**Stated problem:**
Go through the material below and copy all lines with "relative".
[begin Provided data]
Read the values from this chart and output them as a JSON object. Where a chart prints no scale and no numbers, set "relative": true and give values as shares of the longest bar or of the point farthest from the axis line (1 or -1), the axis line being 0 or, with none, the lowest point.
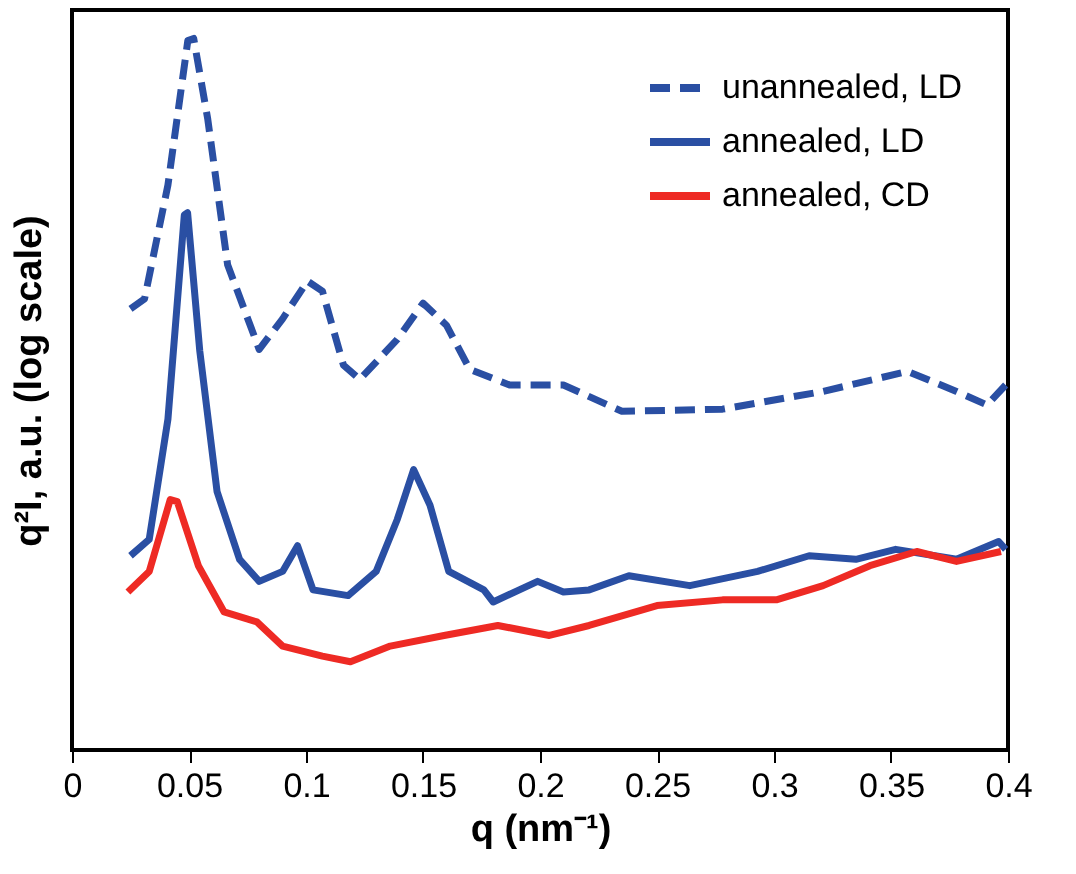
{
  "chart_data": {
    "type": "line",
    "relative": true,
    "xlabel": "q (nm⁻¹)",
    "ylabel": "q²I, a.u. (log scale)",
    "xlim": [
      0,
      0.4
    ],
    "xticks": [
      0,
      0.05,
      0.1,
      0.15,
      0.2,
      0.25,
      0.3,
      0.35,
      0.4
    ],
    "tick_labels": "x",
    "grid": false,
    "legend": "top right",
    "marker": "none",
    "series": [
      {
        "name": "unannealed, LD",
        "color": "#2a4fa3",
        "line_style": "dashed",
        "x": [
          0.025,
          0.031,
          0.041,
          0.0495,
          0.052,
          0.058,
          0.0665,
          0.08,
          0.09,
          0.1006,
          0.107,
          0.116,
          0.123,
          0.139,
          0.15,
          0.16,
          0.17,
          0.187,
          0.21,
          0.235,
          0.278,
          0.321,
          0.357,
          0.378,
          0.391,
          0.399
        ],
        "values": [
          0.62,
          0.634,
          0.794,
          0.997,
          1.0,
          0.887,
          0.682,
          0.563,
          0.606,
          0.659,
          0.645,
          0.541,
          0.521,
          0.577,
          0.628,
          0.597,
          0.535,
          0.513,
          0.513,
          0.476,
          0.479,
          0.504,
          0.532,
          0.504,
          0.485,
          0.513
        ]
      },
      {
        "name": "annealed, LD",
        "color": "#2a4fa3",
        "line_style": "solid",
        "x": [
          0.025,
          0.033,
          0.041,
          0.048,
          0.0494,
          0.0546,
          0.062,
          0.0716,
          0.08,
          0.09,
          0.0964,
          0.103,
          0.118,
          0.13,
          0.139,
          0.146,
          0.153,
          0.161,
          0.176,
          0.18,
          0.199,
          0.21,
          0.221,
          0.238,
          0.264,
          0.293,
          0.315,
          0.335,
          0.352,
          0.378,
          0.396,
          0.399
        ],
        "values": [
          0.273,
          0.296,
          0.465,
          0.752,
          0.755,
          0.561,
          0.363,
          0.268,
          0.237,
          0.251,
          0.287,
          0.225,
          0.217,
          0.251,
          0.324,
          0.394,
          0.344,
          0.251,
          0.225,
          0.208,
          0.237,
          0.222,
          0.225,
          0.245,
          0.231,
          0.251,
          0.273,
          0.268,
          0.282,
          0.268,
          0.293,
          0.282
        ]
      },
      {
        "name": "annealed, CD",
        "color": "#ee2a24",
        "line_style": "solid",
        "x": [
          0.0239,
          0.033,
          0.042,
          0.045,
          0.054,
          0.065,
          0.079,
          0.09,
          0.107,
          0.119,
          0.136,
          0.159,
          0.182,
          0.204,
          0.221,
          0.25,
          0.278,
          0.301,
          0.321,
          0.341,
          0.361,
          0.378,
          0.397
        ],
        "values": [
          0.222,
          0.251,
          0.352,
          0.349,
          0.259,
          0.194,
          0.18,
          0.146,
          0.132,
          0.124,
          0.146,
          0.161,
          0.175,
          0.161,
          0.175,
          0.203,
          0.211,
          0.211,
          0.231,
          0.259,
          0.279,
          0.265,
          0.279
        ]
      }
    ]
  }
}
[end Provided data]
[begin Provided data]
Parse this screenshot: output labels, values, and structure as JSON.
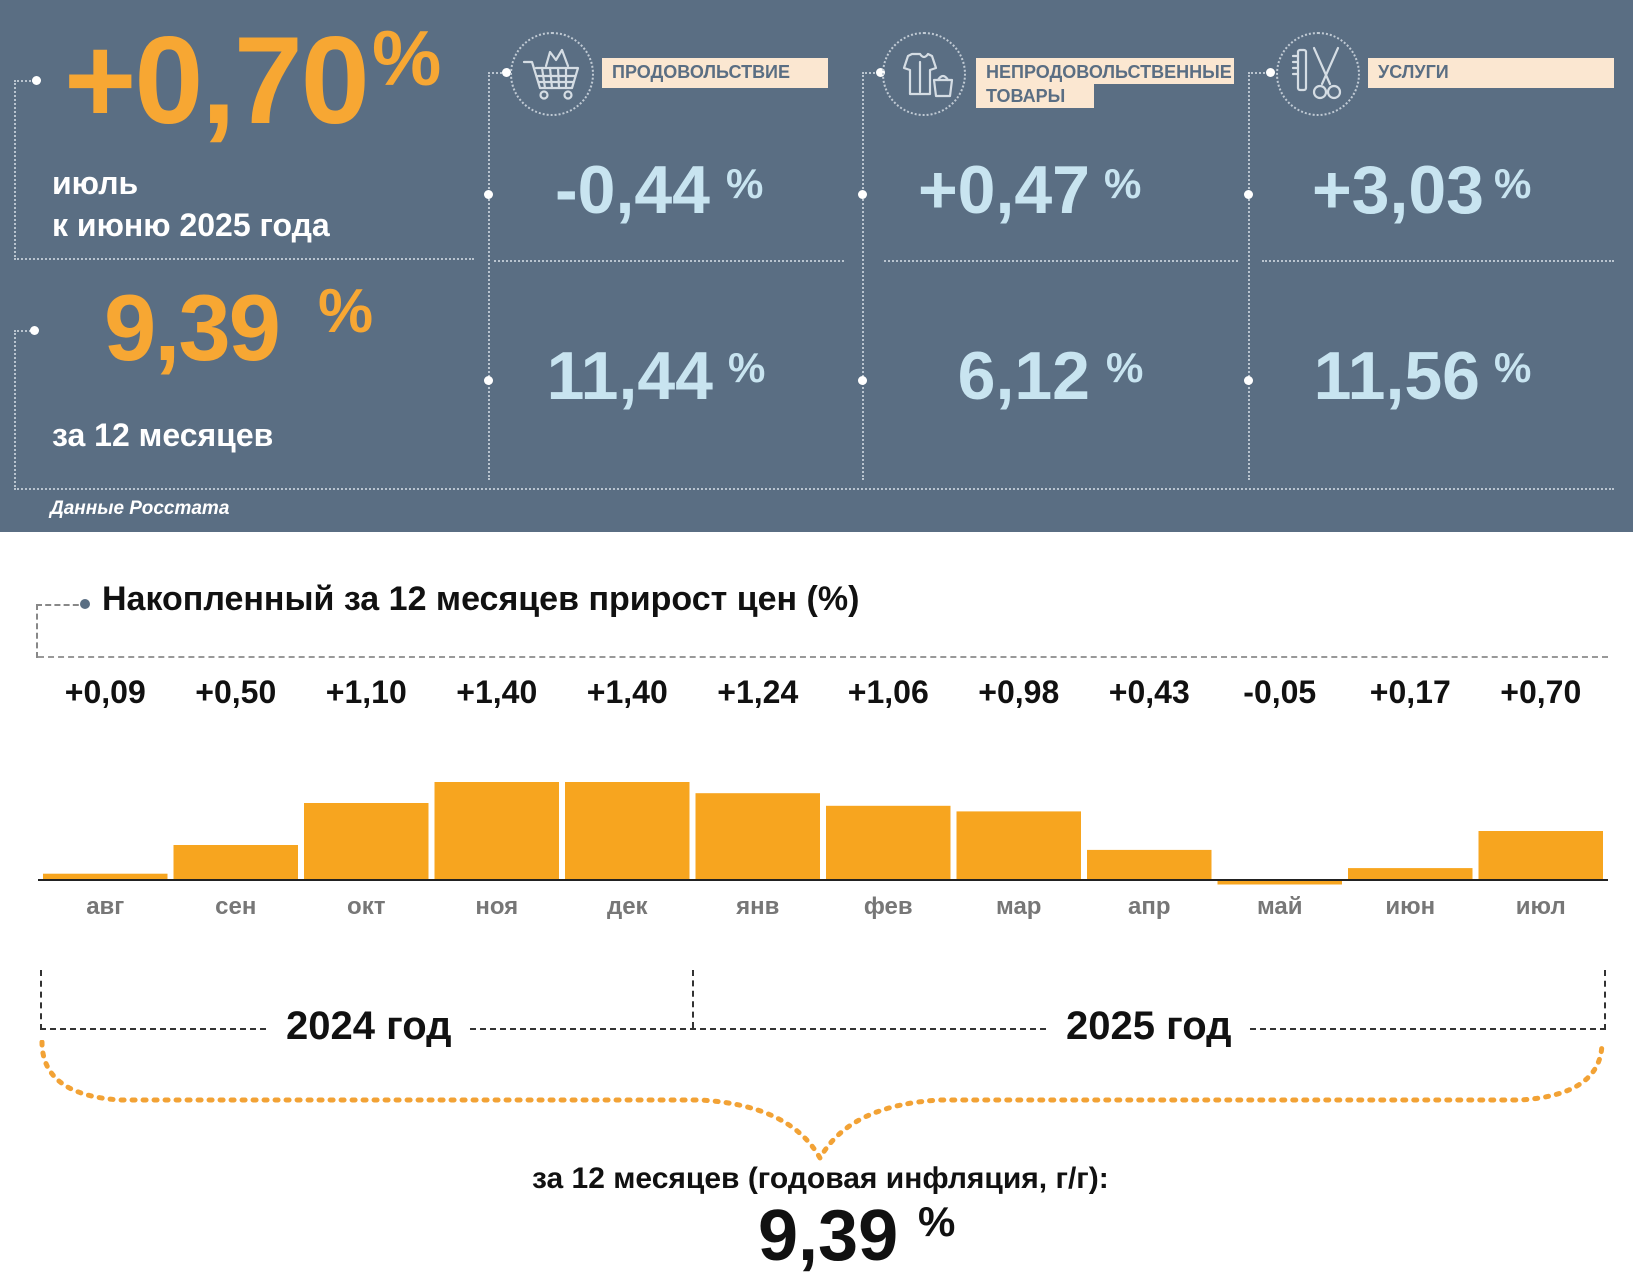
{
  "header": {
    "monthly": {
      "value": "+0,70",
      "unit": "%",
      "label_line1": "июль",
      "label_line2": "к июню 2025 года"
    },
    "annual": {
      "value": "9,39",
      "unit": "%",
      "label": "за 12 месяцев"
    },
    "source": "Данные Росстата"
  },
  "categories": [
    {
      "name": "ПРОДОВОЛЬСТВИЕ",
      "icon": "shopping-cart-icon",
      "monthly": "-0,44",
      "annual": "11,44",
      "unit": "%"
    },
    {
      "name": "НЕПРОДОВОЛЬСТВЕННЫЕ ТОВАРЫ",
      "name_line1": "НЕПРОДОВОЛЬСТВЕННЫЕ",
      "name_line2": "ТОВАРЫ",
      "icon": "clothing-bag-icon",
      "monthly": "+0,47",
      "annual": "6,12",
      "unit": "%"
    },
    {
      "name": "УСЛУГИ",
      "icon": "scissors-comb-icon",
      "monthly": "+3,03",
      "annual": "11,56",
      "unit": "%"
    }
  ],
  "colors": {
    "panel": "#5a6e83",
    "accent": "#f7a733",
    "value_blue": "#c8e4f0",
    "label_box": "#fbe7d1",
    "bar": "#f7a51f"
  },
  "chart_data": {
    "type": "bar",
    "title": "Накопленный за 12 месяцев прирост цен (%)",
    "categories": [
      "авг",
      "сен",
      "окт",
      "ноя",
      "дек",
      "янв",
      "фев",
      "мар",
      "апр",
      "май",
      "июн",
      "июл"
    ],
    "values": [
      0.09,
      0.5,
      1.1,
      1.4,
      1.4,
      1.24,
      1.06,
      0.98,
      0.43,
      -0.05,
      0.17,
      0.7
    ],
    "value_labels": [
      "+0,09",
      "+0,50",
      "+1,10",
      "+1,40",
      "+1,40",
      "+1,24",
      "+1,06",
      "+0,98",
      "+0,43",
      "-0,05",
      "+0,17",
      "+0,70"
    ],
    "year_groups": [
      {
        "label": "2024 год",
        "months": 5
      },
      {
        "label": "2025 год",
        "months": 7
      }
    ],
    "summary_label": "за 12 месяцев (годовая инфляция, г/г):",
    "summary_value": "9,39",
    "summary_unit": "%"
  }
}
[end Provided data]
**Task solution:**
Read the values from this chart and output them as a JSON object. Where a chart prints no scale and no numbers, set "relative": true and give values as shares of the longest bar or of the point farthest from the axis line (1 or -1), the axis line being 0 or, with none, the lowest point.
    "relative": true,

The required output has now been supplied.